Set exercise:
Quote the whole listing word for word, please.

Data listing:
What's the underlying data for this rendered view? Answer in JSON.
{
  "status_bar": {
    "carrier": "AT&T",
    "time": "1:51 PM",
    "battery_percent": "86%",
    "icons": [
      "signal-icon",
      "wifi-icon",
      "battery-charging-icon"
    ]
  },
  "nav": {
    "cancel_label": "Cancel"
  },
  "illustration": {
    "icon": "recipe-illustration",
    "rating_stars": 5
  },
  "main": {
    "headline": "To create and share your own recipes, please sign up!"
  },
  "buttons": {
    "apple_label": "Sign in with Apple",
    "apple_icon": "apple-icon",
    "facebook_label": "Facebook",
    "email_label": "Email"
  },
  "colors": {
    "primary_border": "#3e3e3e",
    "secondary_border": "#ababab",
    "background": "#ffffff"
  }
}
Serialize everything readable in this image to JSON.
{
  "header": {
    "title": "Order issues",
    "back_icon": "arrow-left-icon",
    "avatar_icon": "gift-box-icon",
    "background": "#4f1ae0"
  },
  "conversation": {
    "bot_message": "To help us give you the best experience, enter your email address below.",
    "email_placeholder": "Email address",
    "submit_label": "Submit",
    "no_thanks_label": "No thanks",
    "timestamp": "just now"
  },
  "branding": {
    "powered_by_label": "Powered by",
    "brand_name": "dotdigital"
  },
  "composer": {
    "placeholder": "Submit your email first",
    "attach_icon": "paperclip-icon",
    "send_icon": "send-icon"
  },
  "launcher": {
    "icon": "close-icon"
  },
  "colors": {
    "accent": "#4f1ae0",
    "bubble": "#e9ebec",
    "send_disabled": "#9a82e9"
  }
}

Output for this exercise:
What's the underlying data for this rendered view? Answer in JSON.
{
  "status_bar": {
    "carrier": "AT&T",
    "time": "1:51 PM",
    "battery_percent": "86%",
    "icons": [
      "signal-icon",
      "wifi-icon",
      "battery-charging-icon"
    ]
  },
  "nav": {
    "cancel_label": "Cancel"
  },
  "illustration": {
    "icon": "recipe-illustration",
    "rating_stars": 5
  },
  "main": {
    "headline": "To create and share your own recipes, please sign up!"
  },
  "buttons": {
    "apple_label": "Sign in with Apple",
    "apple_icon": "apple-icon",
    "facebook_label": "Facebook",
    "email_label": "Email"
  },
  "colors": {
    "primary_border": "#3e3e3e",
    "secondary_border": "#ababab",
    "background": "#ffffff"
  }
}
Serialize everything readable in this image to JSON.
{
  "header": {
    "title": "Order issues",
    "back_icon": "arrow-left-icon",
    "avatar_icon": "gift-box-icon",
    "background": "#4f1ae0"
  },
  "conversation": {
    "bot_message": "To help us give you the best experience, enter your email address below.",
    "email_placeholder": "Email address",
    "submit_label": "Submit",
    "no_thanks_label": "No thanks",
    "timestamp": "just now"
  },
  "branding": {
    "powered_by_label": "Powered by",
    "brand_name": "dotdigital"
  },
  "composer": {
    "placeholder": "Submit your email first",
    "attach_icon": "paperclip-icon",
    "send_icon": "send-icon"
  },
  "launcher": {
    "icon": "close-icon"
  },
  "colors": {
    "accent": "#4f1ae0",
    "bubble": "#e9ebec",
    "send_disabled": "#9a82e9"
  }
}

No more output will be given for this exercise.